> _文書抜粋_:

従来の電子部品の焼結体に関する発明としては、例えば、特許文献1に記載の複合電子部品用焼結体500が知られている。図9は特許文献1に記載の複合電子部品用焼結体の断面図である。
複合電子部品用焼結体500は、図9に示すように、誘電体材料からなる非磁性体502、磁性材料からなる磁性体503、及び、これらの誘電体材料と磁性材料を所定の割合で混合した混合材料504を備えている。非磁性体502と磁性体503とは、混合材料504を介して接合されている。これにより、複合電子部品用焼結体500では、非磁性体502の熱膨張係数と磁性体503の熱膨張係数との差により焼結後に生じる、剥離やクラックを抑制することができる。

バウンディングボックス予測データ
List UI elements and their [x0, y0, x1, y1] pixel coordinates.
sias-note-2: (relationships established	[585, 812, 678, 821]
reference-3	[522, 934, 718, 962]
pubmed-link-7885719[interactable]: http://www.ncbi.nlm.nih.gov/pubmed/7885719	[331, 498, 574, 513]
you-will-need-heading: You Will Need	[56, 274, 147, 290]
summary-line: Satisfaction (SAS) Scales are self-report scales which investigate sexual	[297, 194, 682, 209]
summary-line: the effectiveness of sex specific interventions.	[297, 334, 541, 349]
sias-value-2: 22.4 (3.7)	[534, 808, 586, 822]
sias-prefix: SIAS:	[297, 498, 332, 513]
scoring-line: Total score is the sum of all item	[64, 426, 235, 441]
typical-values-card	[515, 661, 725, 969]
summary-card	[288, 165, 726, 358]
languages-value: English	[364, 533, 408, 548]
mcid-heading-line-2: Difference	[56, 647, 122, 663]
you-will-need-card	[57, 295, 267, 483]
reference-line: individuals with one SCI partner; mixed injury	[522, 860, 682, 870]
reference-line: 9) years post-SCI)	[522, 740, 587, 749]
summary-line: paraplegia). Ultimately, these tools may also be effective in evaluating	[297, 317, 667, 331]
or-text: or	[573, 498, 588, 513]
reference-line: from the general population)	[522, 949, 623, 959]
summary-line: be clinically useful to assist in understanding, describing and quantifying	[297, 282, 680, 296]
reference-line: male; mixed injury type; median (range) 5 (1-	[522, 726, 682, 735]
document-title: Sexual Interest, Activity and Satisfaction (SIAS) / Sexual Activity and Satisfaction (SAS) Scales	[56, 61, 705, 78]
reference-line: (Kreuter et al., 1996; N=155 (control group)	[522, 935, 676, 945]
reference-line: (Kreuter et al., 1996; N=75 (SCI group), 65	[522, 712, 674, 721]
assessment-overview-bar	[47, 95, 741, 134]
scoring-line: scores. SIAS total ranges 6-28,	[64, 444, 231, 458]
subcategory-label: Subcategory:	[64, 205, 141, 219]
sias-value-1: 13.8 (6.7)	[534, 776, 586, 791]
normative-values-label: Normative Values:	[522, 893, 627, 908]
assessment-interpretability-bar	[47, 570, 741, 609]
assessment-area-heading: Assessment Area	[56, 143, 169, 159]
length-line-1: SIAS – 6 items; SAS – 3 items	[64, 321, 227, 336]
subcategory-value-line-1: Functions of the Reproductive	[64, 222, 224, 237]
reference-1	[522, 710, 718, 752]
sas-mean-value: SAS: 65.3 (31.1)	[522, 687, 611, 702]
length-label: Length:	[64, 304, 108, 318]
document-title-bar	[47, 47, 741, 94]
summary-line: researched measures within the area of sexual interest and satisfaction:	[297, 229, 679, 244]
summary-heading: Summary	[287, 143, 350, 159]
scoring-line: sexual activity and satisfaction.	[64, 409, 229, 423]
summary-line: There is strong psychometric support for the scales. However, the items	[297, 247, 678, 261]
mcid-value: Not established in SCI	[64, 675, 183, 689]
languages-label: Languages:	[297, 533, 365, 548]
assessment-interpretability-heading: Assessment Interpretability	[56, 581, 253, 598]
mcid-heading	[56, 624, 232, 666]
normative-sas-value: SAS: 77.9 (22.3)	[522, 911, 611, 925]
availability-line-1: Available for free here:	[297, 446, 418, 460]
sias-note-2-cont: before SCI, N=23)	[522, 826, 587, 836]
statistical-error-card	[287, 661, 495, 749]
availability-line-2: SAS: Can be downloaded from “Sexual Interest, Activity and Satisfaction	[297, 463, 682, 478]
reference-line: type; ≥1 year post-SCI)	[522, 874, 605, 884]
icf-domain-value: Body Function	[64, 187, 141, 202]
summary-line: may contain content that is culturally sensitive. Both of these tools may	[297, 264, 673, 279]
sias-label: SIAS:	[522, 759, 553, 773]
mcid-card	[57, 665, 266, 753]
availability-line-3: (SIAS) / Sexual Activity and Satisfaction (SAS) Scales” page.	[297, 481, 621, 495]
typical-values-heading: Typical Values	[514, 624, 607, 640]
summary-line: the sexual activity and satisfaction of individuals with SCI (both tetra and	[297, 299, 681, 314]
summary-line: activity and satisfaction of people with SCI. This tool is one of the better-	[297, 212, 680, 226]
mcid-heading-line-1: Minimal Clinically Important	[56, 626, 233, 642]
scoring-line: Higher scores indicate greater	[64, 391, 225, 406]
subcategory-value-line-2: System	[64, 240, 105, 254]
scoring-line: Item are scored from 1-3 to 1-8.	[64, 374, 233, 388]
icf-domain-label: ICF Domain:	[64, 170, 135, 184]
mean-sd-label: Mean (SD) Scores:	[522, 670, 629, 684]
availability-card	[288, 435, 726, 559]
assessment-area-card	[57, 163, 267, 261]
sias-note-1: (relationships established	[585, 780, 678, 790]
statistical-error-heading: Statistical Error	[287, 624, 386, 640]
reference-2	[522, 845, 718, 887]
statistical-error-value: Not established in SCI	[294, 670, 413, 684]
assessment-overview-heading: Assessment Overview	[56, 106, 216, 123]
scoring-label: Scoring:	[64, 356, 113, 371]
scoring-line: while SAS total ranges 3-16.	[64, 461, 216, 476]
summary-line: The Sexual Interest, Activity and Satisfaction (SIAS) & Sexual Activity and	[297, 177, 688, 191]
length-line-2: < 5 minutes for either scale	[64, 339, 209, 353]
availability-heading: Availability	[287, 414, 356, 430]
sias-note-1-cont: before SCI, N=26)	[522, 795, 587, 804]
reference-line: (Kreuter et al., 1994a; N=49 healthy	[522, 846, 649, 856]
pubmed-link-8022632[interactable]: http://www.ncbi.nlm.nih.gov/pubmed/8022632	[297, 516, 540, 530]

> _取り組む課題_:
複合電子部品用焼結体に関する抜粋について、次の問いに答えてください。
1. 図9は何の断面図ですか？
2. 非磁性体502はどのような材料からなりますか？
3. 非磁性体502と磁性体503は何を介して接合されていますか？
回答には抜粋の内容だけを用いてください。

> _本問の解答_:
1. 特許文献1に記載の複合電子部品用焼結体の断面図です。
2. 誘電体材料からなります。
3. 混合材料504を介して接合されています。